Directions: Word for word, restate every line of the material.

[start]

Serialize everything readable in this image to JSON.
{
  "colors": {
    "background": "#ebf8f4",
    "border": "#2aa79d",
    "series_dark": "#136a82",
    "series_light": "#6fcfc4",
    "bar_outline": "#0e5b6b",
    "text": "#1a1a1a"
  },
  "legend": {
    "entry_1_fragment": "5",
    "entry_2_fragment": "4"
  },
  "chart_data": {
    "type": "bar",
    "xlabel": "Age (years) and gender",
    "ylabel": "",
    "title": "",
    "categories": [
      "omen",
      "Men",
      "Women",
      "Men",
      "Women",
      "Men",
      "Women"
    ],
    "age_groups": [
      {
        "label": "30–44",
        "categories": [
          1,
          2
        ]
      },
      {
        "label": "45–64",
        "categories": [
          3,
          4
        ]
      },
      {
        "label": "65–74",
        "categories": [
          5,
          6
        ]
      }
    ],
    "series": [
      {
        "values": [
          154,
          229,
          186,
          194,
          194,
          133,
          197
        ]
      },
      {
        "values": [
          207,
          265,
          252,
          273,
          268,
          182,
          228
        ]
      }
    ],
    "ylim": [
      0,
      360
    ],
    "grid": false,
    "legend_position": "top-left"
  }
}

[end]

Exercise result:
Serialize everything readable in this image to JSON.
{
  "colors": {
    "background": "#ebf8f4",
    "border": "#2aa79d",
    "series_dark": "#136a82",
    "series_light": "#6fcfc4",
    "bar_outline": "#0e5b6b",
    "text": "#1a1a1a"
  },
  "legend": {
    "entry_1_fragment": "5",
    "entry_2_fragment": "4"
  },
  "chart_data": {
    "type": "bar",
    "xlabel": "Age (years) and gender",
    "ylabel": "",
    "title": "",
    "categories": [
      "omen",
      "Men",
      "Women",
      "Men",
      "Women",
      "Men",
      "Women"
    ],
    "age_groups": [
      {
        "label": "30–44",
        "categories": [
          1,
          2
        ]
      },
      {
        "label": "45–64",
        "categories": [
          3,
          4
        ]
      },
      {
        "label": "65–74",
        "categories": [
          5,
          6
        ]
      }
    ],
    "series": [
      {
        "values": [
          154,
          229,
          186,
          194,
          194,
          133,
          197
        ]
      },
      {
        "values": [
          207,
          265,
          252,
          273,
          268,
          182,
          228
        ]
      }
    ],
    "ylim": [
      0,
      360
    ],
    "grid": false,
    "legend_position": "top-left"
  }
}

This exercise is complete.